— BEGIN Data —

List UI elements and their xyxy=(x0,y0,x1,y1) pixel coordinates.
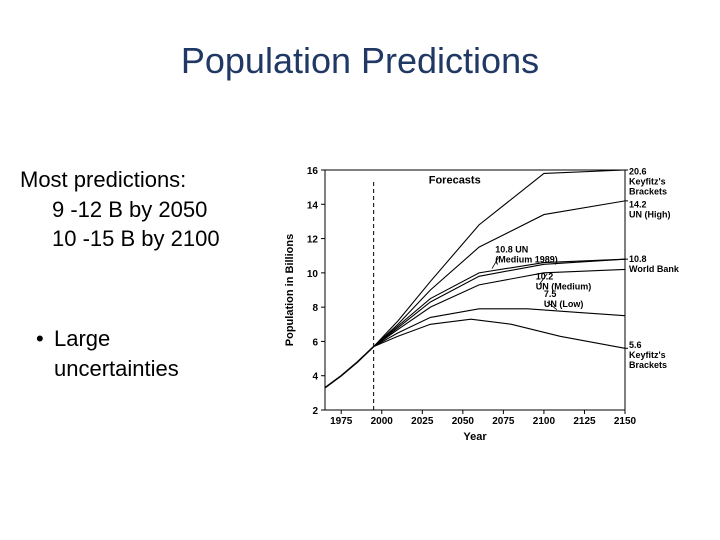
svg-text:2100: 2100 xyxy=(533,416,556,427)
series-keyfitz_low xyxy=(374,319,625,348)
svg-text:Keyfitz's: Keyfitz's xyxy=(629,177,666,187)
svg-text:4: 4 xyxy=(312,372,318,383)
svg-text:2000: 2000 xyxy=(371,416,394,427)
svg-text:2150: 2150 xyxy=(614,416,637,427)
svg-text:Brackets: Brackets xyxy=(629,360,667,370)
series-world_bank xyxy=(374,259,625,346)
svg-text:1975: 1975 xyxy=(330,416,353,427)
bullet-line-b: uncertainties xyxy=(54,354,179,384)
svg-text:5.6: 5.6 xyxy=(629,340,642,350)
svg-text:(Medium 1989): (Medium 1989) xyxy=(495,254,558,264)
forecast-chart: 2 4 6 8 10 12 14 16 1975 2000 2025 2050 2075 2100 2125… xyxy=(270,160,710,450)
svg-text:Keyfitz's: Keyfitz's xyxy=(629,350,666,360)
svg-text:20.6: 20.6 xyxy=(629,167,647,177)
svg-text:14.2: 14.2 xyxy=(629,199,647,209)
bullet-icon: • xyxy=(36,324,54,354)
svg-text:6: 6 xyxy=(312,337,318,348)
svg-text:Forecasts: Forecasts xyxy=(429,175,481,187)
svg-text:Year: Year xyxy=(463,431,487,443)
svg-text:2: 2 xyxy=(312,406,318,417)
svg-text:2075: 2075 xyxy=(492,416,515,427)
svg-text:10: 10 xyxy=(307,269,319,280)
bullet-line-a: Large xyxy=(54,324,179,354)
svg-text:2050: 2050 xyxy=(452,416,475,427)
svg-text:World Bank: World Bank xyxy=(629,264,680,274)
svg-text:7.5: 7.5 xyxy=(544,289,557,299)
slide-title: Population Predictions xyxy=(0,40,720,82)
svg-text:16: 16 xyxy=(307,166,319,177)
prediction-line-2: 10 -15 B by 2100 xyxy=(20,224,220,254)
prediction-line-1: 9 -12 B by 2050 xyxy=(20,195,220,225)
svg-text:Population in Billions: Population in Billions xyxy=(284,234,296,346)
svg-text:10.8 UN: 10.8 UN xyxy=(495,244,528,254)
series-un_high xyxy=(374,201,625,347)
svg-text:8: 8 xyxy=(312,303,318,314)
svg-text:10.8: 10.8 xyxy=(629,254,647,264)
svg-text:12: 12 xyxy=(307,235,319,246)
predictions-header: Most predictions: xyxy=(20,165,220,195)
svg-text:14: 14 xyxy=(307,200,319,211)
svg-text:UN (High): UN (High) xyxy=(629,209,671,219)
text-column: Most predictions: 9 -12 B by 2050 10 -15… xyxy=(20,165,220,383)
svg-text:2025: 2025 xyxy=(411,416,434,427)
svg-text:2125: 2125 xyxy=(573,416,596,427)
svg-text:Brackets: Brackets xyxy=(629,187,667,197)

— END Data —

**Your instructions**
Find every row above that contains the word "Most", matching capitalization exactly, and copy each of those rows in full.

**Response to this task**
predictions-header: Most predictions: xyxy=(20,165,220,195)
text-column: Most predictions: 9 -12 B by 2050 10 -15… xyxy=(20,165,220,383)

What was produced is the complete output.